Exercise:
Copy out the lines of the records again, from the start of the records through the line that contains "jishuyunzhou-text: 极数云舟 [865,48,925,61]".

Data for this task:
——
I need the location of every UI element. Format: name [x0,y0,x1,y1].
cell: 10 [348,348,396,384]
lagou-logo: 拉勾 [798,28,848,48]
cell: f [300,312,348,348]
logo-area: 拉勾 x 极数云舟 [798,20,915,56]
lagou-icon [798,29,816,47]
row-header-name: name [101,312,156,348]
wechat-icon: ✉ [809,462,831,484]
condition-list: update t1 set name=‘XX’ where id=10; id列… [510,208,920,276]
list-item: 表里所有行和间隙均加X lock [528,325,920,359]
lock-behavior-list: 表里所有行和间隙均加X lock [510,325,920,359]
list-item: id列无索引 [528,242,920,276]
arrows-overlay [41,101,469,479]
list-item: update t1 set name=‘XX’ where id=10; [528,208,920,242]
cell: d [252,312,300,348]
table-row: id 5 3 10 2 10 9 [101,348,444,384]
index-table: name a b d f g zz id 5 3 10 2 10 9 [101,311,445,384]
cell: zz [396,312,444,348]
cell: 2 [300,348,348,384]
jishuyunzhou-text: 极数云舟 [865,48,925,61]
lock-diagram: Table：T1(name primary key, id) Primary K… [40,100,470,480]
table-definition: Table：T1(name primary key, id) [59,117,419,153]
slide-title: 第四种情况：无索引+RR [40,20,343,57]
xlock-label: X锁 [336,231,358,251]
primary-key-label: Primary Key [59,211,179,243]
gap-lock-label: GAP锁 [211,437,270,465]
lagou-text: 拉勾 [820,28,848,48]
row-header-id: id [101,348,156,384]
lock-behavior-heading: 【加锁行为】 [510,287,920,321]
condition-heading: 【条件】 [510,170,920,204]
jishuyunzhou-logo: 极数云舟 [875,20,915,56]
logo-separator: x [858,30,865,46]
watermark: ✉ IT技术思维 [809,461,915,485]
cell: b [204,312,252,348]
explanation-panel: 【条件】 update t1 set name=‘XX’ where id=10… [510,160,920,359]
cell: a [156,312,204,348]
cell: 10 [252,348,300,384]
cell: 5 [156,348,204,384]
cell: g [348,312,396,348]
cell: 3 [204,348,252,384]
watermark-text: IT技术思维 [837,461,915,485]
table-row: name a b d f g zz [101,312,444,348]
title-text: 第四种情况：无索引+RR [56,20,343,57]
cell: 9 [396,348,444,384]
——
Solution to this exercise:
I need the location of every UI element. Format: name [x0,y0,x1,y1].
cell: 10 [348,348,396,384]
lagou-logo: 拉勾 [798,28,848,48]
cell: f [300,312,348,348]
logo-area: 拉勾 x 极数云舟 [798,20,915,56]
lagou-icon [798,29,816,47]
row-header-name: name [101,312,156,348]
wechat-icon: ✉ [809,462,831,484]
condition-list: update t1 set name=‘XX’ where id=10; id列… [510,208,920,276]
list-item: 表里所有行和间隙均加X lock [528,325,920,359]
lock-behavior-list: 表里所有行和间隙均加X lock [510,325,920,359]
list-item: id列无索引 [528,242,920,276]
arrows-overlay [41,101,469,479]
list-item: update t1 set name=‘XX’ where id=10; [528,208,920,242]
cell: d [252,312,300,348]
table-row: id 5 3 10 2 10 9 [101,348,444,384]
index-table: name a b d f g zz id 5 3 10 2 10 9 [101,311,445,384]
cell: zz [396,312,444,348]
cell: 2 [300,348,348,384]
jishuyunzhou-text: 极数云舟 [865,48,925,61]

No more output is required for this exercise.